Stored data:
◆ ◆ ◆ ◆ ◆

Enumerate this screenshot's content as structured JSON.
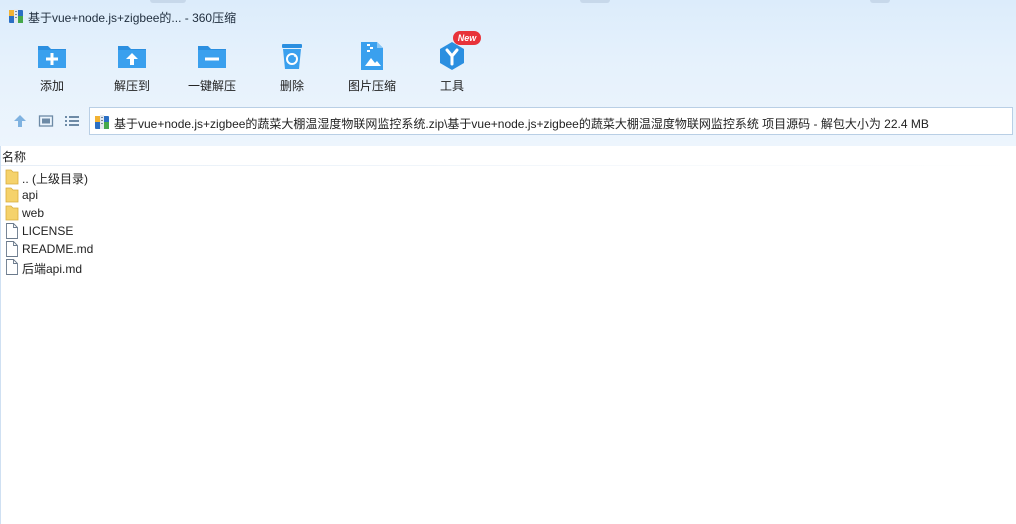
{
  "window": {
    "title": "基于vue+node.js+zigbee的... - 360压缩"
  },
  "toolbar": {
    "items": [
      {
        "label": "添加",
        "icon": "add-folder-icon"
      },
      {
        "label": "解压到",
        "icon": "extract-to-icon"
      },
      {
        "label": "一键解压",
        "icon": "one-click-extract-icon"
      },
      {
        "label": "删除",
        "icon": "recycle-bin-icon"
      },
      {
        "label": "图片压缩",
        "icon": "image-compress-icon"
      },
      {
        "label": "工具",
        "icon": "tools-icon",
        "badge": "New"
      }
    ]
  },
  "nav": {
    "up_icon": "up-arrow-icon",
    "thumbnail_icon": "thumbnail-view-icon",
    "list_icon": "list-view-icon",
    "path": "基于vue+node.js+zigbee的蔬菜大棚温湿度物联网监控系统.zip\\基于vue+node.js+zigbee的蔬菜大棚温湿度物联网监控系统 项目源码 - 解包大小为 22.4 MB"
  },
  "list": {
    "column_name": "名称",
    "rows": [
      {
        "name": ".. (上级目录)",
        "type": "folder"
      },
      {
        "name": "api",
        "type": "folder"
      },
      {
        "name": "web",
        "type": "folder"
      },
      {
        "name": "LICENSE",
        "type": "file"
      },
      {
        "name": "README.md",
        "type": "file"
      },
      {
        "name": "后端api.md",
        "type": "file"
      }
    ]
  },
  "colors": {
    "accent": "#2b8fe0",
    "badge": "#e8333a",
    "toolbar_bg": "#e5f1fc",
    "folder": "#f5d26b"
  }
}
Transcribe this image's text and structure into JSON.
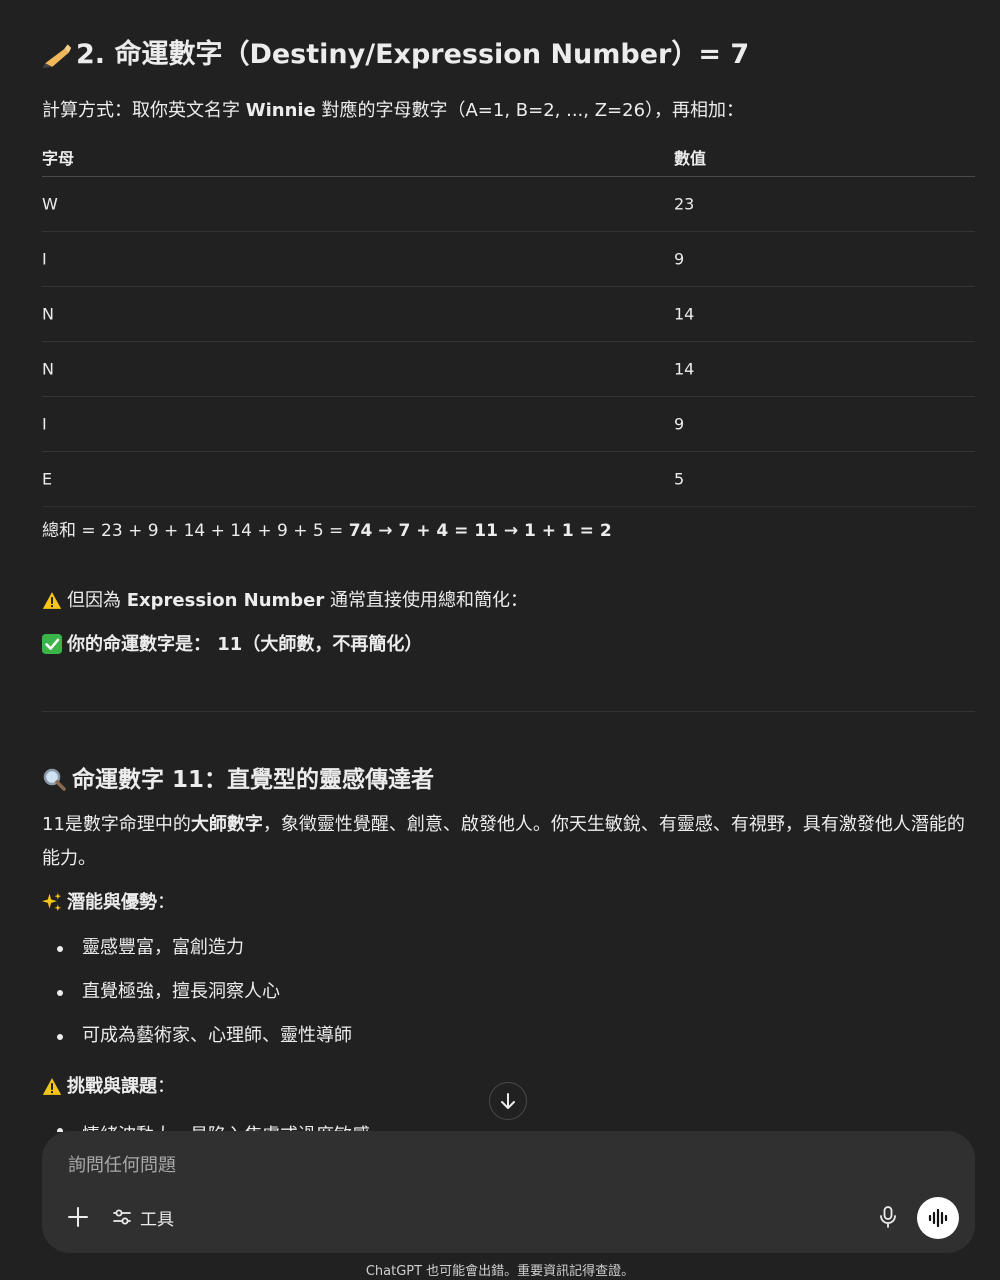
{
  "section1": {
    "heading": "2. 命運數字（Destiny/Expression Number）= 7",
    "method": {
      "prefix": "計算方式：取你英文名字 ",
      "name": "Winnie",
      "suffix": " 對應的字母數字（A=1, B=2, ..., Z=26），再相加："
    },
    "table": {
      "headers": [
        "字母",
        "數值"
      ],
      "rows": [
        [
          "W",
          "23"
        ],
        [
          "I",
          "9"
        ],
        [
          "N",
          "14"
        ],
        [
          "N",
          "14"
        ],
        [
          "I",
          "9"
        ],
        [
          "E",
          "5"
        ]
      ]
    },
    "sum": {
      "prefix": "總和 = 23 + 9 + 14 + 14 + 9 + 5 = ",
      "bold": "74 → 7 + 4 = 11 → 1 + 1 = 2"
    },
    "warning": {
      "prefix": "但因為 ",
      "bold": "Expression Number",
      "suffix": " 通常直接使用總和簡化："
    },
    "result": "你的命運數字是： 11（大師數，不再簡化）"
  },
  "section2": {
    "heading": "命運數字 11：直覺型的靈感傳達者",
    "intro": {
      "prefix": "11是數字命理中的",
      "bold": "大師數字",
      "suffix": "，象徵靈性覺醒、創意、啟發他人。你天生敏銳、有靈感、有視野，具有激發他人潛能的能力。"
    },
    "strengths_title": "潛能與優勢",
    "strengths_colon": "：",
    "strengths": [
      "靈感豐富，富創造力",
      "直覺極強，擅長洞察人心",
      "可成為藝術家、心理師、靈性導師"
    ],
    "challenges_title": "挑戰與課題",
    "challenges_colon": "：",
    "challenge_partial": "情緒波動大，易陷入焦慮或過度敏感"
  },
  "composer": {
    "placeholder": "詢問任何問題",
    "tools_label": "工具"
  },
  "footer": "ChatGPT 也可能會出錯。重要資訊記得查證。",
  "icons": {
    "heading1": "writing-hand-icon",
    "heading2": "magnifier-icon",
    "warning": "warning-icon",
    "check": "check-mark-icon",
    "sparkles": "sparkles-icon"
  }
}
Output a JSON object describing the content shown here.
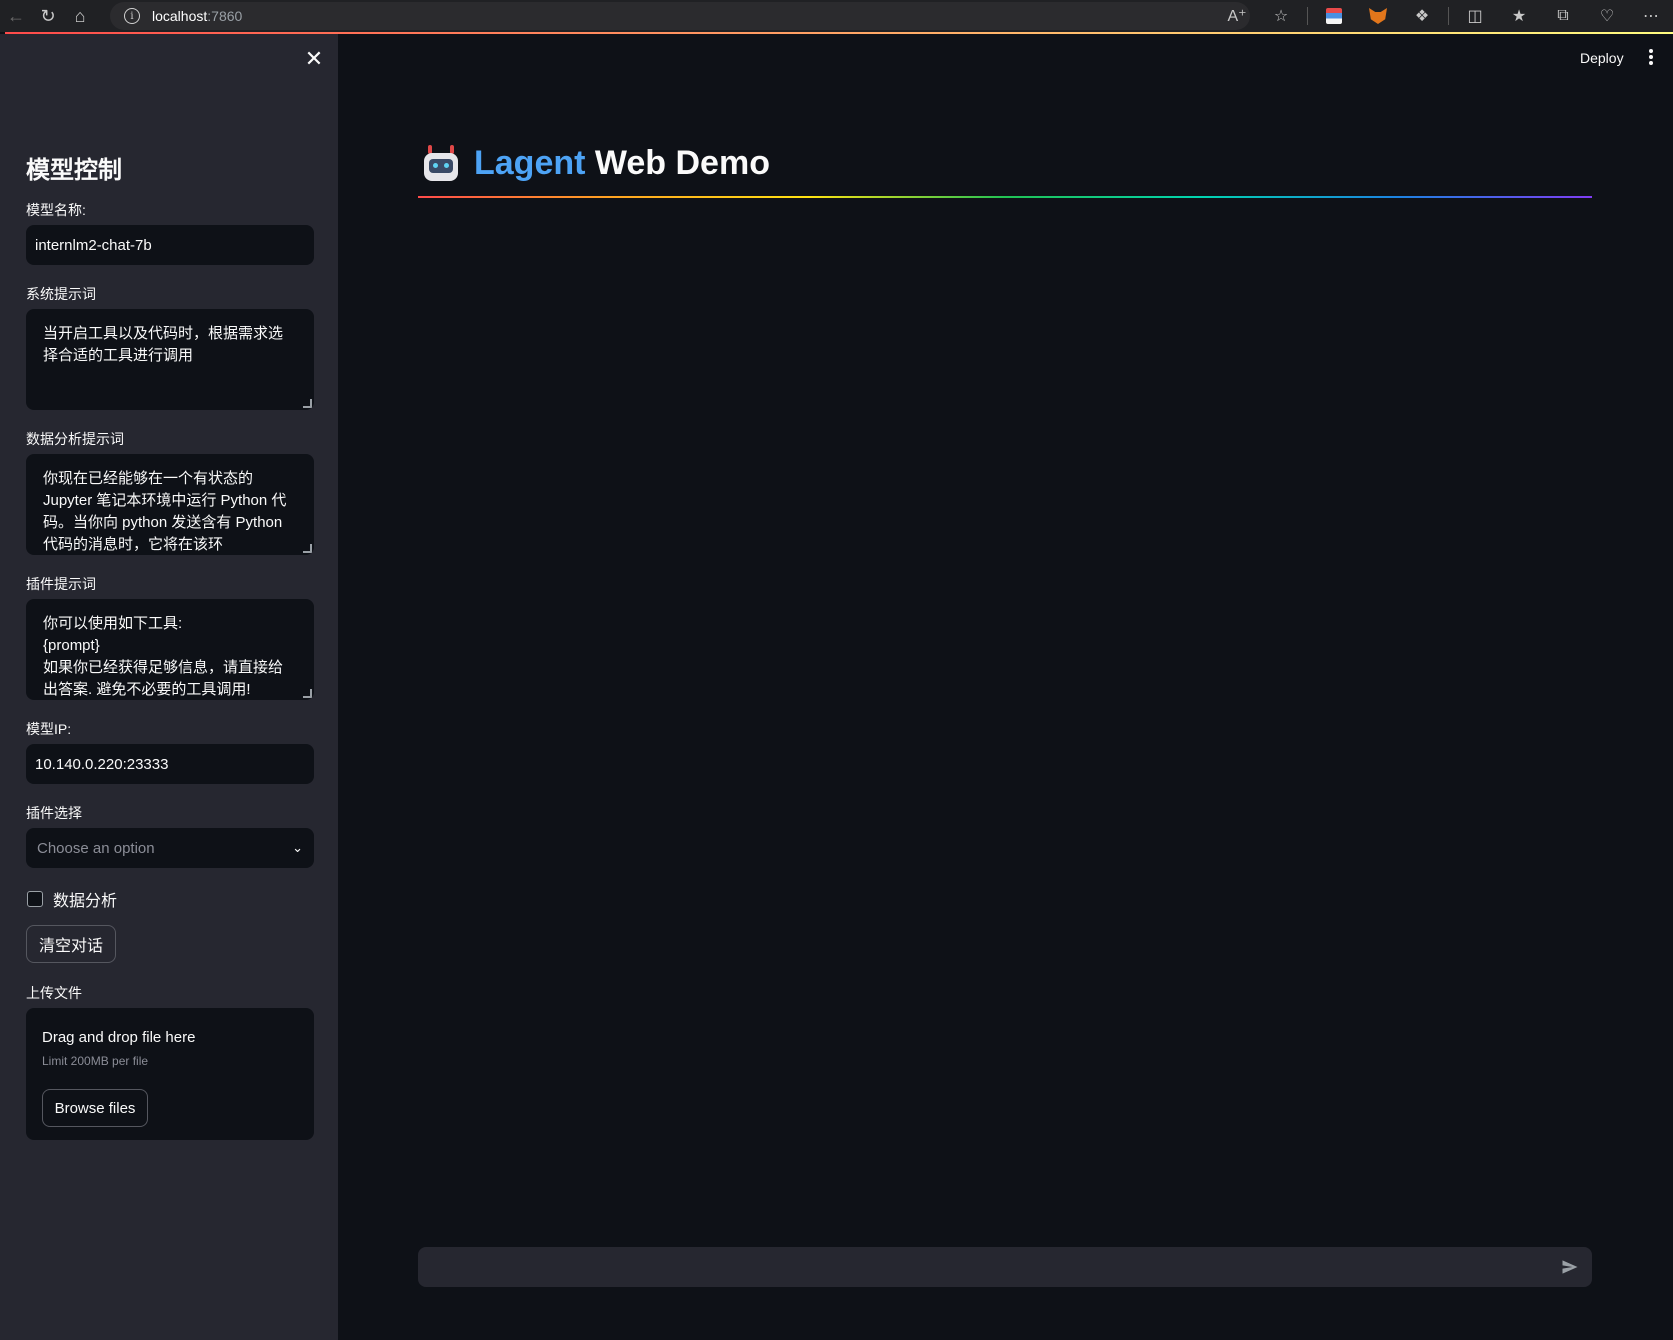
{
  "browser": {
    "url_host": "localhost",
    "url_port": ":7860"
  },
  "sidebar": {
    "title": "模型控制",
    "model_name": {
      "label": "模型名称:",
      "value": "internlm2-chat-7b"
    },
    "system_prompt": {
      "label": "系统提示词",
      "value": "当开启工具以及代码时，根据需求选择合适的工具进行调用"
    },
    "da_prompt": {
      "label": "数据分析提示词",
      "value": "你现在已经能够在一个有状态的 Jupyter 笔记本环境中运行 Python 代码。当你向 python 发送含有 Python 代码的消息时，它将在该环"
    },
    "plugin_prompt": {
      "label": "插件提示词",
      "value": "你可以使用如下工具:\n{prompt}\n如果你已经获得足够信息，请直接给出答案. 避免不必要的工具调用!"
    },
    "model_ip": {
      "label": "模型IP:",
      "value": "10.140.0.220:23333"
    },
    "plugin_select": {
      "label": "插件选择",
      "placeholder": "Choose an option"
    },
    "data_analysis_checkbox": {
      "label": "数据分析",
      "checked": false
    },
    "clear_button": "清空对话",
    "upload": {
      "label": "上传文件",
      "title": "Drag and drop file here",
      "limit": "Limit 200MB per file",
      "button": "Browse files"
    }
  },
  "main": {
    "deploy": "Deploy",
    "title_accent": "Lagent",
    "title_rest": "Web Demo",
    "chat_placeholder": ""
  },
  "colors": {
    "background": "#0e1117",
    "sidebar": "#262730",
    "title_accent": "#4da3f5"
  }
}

◆ ◆ ◆ ◆ ◆

§ INSTRUCTIONS FOR THE TASK:
Except for the pictures, print the data above exactly.

§ ANSWER TO THE TASK:
Enumerate this screenshot's content as structured JSON.
{
  "window": {
    "title": "基于vue+node.js+zigbee的... - 360压缩"
  },
  "toolbar": {
    "items": [
      {
        "label": "添加",
        "icon": "add-folder-icon"
      },
      {
        "label": "解压到",
        "icon": "extract-to-icon"
      },
      {
        "label": "一键解压",
        "icon": "one-click-extract-icon"
      },
      {
        "label": "删除",
        "icon": "recycle-bin-icon"
      },
      {
        "label": "图片压缩",
        "icon": "image-compress-icon"
      },
      {
        "label": "工具",
        "icon": "tools-icon",
        "badge": "New"
      }
    ]
  },
  "nav": {
    "up_icon": "up-arrow-icon",
    "thumbnail_icon": "thumbnail-view-icon",
    "list_icon": "list-view-icon",
    "path": "基于vue+node.js+zigbee的蔬菜大棚温湿度物联网监控系统.zip\\基于vue+node.js+zigbee的蔬菜大棚温湿度物联网监控系统 项目源码 - 解包大小为 22.4 MB"
  },
  "list": {
    "column_name": "名称",
    "rows": [
      {
        "name": ".. (上级目录)",
        "type": "folder"
      },
      {
        "name": "api",
        "type": "folder"
      },
      {
        "name": "web",
        "type": "folder"
      },
      {
        "name": "LICENSE",
        "type": "file"
      },
      {
        "name": "README.md",
        "type": "file"
      },
      {
        "name": "后端api.md",
        "type": "file"
      }
    ]
  },
  "colors": {
    "accent": "#2b8fe0",
    "badge": "#e8333a",
    "toolbar_bg": "#e5f1fc",
    "folder": "#f5d26b"
  }
}
Transcribe this image's text and structure into JSON.
{
  "section1": {
    "heading": "2. 命運數字（Destiny/Expression Number）= 7",
    "method": {
      "prefix": "計算方式：取你英文名字 ",
      "name": "Winnie",
      "suffix": " 對應的字母數字（A=1, B=2, ..., Z=26），再相加："
    },
    "table": {
      "headers": [
        "字母",
        "數值"
      ],
      "rows": [
        [
          "W",
          "23"
        ],
        [
          "I",
          "9"
        ],
        [
          "N",
          "14"
        ],
        [
          "N",
          "14"
        ],
        [
          "I",
          "9"
        ],
        [
          "E",
          "5"
        ]
      ]
    },
    "sum": {
      "prefix": "總和 = 23 + 9 + 14 + 14 + 9 + 5 = ",
      "bold": "74 → 7 + 4 = 11 → 1 + 1 = 2"
    },
    "warning": {
      "prefix": "但因為 ",
      "bold": "Expression Number",
      "suffix": " 通常直接使用總和簡化："
    },
    "result": "你的命運數字是： 11（大師數，不再簡化）"
  },
  "section2": {
    "heading": "命運數字 11：直覺型的靈感傳達者",
    "intro": {
      "prefix": "11是數字命理中的",
      "bold": "大師數字",
      "suffix": "，象徵靈性覺醒、創意、啟發他人。你天生敏銳、有靈感、有視野，具有激發他人潛能的能力。"
    },
    "strengths_title": "潛能與優勢",
    "strengths_colon": "：",
    "strengths": [
      "靈感豐富，富創造力",
      "直覺極強，擅長洞察人心",
      "可成為藝術家、心理師、靈性導師"
    ],
    "challenges_title": "挑戰與課題",
    "challenges_colon": "：",
    "challenge_partial": "情緒波動大，易陷入焦慮或過度敏感"
  },
  "composer": {
    "placeholder": "詢問任何問題",
    "tools_label": "工具"
  },
  "footer": "ChatGPT 也可能會出錯。重要資訊記得查證。",
  "icons": {
    "heading1": "writing-hand-icon",
    "heading2": "magnifier-icon",
    "warning": "warning-icon",
    "check": "check-mark-icon",
    "sparkles": "sparkles-icon"
  }
}
Output a JSON object describing the content shown here.
{
  "browser": {
    "url_host": "localhost",
    "url_port": ":7860"
  },
  "sidebar": {
    "title": "模型控制",
    "model_name": {
      "label": "模型名称:",
      "value": "internlm2-chat-7b"
    },
    "system_prompt": {
      "label": "系统提示词",
      "value": "当开启工具以及代码时，根据需求选择合适的工具进行调用"
    },
    "da_prompt": {
      "label": "数据分析提示词",
      "value": "你现在已经能够在一个有状态的 Jupyter 笔记本环境中运行 Python 代码。当你向 python 发送含有 Python 代码的消息时，它将在该环"
    },
    "plugin_prompt": {
      "label": "插件提示词",
      "value": "你可以使用如下工具:\n{prompt}\n如果你已经获得足够信息，请直接给出答案. 避免不必要的工具调用!"
    },
    "model_ip": {
      "label": "模型IP:",
      "value": "10.140.0.220:23333"
    },
    "plugin_select": {
      "label": "插件选择",
      "placeholder": "Choose an option"
    },
    "data_analysis_checkbox": {
      "label": "数据分析",
      "checked": false
    },
    "clear_button": "清空对话",
    "upload": {
      "label": "上传文件",
      "title": "Drag and drop file here",
      "limit": "Limit 200MB per file",
      "button": "Browse files"
    }
  },
  "main": {
    "deploy": "Deploy",
    "title_accent": "Lagent",
    "title_rest": "Web Demo",
    "chat_placeholder": ""
  },
  "colors": {
    "background": "#0e1117",
    "sidebar": "#262730",
    "title_accent": "#4da3f5"
  }
}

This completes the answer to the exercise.